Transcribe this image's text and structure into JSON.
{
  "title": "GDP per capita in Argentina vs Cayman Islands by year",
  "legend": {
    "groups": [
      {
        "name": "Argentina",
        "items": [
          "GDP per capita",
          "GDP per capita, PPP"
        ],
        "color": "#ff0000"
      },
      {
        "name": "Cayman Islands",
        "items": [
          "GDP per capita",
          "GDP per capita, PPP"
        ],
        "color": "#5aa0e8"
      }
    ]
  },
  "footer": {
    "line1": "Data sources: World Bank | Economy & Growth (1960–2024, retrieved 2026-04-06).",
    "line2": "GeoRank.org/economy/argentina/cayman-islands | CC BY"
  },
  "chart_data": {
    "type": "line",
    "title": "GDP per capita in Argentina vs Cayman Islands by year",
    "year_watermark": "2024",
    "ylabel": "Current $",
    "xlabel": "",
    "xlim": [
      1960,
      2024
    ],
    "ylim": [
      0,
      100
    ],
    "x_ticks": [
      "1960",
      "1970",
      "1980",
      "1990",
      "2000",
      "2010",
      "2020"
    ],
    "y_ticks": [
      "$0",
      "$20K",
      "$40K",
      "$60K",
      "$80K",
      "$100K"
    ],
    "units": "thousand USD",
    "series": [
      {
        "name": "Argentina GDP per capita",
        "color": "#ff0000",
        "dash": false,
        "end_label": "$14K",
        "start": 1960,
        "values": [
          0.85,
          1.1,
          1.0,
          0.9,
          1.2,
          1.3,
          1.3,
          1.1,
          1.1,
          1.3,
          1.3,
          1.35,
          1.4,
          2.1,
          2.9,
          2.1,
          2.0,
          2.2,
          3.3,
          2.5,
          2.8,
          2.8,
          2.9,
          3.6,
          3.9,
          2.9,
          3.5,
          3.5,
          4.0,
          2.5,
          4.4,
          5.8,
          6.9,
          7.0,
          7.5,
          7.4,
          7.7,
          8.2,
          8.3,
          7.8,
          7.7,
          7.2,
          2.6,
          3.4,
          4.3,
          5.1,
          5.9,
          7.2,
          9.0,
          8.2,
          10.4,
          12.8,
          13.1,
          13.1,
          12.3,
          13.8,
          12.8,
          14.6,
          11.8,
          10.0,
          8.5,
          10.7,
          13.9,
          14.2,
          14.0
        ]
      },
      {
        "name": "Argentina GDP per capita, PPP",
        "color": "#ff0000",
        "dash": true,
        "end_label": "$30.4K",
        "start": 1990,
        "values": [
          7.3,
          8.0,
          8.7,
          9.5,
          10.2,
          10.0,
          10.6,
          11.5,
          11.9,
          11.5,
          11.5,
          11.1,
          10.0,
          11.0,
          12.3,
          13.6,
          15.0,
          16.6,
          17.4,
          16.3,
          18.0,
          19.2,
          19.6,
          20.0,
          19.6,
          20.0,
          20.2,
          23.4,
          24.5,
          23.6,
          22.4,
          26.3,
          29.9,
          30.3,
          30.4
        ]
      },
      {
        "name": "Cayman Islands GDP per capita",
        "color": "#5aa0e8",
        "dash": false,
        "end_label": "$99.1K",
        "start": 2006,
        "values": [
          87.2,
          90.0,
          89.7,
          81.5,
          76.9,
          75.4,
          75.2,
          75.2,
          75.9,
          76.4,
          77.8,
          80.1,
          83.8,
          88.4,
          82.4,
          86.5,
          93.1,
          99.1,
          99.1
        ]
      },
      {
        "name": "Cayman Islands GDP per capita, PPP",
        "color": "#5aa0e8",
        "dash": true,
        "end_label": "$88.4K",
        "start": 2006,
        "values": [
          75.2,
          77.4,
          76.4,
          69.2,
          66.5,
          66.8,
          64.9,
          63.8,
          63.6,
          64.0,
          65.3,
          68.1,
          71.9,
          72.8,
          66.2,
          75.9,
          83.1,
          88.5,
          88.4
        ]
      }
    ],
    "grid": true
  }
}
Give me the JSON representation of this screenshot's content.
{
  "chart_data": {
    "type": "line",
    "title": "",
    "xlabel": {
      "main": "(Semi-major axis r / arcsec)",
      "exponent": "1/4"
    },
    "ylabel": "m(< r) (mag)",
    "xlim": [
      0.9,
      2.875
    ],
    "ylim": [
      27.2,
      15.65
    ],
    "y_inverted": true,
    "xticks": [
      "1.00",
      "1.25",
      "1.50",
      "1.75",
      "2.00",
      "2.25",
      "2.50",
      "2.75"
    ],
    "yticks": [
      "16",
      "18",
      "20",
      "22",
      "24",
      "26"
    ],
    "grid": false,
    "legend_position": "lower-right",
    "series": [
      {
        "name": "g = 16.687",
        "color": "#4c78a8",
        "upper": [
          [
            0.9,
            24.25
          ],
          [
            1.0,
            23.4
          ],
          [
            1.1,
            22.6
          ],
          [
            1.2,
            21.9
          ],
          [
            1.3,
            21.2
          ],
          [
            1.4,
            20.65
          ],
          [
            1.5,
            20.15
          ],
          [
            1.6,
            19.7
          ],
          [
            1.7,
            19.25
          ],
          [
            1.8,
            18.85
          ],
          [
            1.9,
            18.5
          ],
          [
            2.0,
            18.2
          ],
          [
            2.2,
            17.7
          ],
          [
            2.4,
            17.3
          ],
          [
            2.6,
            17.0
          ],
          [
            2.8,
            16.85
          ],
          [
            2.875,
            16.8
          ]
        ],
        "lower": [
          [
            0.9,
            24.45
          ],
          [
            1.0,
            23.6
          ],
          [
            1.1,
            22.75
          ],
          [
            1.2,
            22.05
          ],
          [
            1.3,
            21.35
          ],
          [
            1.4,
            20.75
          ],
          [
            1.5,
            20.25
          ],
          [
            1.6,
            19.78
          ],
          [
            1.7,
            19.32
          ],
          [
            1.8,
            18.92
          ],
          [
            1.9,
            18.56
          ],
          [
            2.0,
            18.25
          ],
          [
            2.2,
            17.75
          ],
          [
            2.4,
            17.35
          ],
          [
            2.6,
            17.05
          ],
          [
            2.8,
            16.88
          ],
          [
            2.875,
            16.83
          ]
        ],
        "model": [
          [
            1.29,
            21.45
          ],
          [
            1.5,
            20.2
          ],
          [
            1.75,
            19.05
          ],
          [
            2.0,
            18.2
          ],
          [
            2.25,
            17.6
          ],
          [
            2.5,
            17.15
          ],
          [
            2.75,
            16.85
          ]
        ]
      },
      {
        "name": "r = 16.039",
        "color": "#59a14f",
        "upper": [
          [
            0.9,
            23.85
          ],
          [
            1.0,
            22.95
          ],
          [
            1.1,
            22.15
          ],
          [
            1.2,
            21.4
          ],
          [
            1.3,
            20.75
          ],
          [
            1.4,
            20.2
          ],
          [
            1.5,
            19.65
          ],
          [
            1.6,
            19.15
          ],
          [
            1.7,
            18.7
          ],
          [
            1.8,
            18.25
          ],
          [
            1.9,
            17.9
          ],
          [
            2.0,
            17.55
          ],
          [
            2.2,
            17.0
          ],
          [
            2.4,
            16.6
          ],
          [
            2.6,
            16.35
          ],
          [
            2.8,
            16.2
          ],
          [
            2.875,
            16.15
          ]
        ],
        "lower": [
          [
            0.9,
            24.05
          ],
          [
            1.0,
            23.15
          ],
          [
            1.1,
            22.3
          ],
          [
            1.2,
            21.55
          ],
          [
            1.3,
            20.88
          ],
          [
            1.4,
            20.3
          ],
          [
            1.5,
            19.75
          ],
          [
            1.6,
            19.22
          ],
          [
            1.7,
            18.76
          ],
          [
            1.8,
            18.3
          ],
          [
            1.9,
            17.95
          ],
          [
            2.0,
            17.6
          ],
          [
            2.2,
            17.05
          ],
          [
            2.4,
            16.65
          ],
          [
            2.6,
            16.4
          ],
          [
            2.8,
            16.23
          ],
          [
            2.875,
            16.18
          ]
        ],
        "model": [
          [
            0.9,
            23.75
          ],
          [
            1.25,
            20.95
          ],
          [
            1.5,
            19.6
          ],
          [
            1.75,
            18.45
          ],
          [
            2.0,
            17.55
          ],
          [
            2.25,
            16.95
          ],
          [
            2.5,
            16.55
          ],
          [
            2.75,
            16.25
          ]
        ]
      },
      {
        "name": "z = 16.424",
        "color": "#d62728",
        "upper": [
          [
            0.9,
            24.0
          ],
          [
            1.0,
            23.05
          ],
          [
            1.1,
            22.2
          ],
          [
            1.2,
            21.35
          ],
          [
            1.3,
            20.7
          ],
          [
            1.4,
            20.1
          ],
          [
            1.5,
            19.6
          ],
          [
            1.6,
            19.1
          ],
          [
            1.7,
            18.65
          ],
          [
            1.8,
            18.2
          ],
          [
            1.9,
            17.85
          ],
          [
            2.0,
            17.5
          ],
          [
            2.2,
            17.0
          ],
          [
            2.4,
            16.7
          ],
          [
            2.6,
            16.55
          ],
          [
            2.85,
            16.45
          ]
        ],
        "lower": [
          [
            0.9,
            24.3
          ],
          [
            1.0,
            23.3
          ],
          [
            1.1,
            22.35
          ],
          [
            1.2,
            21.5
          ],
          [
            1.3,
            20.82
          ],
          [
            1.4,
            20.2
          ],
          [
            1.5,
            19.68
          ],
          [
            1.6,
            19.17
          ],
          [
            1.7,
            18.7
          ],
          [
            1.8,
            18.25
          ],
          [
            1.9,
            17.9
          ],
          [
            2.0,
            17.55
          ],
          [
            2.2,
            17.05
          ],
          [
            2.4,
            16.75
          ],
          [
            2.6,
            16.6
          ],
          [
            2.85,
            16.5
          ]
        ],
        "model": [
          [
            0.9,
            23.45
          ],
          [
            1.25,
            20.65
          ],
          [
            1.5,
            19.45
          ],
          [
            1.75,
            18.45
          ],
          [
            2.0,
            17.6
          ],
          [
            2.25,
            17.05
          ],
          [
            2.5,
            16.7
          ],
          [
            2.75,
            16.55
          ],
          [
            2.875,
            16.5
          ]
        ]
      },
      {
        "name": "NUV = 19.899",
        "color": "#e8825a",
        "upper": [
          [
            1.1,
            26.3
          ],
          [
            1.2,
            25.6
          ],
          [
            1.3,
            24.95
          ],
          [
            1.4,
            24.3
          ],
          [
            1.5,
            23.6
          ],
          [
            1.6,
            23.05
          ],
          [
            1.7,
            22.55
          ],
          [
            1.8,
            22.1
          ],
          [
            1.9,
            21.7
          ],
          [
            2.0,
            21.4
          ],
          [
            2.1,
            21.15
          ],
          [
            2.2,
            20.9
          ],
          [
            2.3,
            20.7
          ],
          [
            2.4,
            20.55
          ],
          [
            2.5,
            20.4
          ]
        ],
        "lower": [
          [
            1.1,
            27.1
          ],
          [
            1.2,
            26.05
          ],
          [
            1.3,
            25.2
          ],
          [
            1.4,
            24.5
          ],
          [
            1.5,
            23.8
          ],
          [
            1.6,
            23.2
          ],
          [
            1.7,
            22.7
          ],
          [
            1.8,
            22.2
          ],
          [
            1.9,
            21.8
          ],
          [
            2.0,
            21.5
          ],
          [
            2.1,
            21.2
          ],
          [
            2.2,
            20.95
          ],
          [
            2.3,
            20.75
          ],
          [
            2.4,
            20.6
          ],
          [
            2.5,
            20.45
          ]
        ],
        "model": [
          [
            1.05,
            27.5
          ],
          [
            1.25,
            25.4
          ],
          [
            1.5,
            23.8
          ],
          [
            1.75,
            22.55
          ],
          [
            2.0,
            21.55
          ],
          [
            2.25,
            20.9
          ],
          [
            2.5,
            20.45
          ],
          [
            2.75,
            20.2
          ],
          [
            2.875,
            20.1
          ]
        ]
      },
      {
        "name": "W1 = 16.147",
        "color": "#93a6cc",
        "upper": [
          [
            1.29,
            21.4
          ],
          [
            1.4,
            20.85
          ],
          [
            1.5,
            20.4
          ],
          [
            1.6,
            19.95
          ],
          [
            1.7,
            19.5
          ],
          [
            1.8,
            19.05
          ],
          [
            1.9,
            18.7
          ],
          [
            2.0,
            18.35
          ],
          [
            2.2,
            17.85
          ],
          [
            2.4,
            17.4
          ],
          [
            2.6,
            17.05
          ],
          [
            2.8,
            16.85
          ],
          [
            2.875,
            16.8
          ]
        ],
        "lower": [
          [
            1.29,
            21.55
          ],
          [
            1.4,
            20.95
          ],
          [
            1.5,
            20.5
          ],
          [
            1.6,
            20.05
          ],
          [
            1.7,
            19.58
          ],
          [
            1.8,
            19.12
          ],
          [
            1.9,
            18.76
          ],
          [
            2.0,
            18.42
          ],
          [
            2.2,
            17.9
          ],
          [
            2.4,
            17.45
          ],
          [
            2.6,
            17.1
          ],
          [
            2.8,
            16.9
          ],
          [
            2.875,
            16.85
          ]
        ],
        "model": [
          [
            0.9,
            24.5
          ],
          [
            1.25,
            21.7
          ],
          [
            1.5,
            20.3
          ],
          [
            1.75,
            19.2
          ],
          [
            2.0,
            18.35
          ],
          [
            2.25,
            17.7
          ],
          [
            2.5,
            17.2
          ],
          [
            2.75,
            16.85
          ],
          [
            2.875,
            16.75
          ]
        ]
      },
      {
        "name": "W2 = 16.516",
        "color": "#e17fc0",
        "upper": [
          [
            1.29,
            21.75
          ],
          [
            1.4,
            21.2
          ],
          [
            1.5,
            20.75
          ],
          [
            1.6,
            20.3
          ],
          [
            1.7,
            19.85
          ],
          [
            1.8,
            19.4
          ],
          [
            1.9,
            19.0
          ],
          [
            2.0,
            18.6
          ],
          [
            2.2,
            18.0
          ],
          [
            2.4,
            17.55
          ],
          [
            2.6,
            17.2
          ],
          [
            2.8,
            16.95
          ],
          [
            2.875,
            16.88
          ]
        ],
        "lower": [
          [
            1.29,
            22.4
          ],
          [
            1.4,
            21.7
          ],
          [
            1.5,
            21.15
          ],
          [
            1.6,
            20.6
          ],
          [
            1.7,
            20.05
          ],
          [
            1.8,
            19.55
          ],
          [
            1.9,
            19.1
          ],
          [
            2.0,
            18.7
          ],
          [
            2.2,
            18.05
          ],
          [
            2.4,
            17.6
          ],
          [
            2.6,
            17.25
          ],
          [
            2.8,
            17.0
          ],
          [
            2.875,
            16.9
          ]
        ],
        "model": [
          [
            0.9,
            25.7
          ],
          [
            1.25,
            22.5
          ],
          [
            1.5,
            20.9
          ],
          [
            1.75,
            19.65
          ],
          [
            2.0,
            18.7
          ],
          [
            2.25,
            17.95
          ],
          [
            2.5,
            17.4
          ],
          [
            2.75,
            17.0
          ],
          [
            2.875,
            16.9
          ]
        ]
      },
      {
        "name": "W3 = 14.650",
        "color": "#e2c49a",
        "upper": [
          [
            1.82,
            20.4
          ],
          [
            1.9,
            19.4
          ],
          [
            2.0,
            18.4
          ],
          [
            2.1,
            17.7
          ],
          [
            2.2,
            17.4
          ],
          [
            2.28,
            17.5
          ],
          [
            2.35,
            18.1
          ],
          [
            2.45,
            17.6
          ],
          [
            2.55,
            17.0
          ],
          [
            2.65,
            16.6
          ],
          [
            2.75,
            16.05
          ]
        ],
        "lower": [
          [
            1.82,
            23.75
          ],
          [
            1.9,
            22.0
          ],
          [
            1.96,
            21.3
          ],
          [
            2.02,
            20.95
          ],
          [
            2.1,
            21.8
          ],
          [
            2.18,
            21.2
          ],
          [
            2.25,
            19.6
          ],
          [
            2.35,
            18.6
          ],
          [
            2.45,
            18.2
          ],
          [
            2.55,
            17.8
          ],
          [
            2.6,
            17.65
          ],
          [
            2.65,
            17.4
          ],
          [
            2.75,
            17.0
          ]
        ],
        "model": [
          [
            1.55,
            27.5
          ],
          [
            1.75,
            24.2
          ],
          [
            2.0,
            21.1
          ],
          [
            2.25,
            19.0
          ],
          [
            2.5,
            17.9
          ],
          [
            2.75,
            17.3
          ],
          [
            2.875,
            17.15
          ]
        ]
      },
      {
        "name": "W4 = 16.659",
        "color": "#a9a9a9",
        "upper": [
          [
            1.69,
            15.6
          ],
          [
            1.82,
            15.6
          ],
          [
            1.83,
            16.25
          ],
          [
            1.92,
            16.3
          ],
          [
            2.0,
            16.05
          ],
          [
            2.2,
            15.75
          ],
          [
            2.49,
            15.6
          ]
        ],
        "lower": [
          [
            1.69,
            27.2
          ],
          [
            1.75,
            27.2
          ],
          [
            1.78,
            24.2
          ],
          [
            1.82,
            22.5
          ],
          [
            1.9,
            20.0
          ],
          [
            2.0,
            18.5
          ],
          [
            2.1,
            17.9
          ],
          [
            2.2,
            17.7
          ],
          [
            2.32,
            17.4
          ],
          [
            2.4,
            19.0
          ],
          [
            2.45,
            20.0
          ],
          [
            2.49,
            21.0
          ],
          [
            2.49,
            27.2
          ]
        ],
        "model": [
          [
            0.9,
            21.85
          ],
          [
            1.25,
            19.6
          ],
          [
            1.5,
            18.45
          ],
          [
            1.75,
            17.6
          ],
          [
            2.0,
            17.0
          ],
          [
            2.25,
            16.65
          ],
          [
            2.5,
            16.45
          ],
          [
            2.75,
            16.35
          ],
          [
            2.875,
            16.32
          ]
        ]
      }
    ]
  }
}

Required task:
Reply with the number of lines in the material above that contain "JSON", and nothing more.

Written answer:
2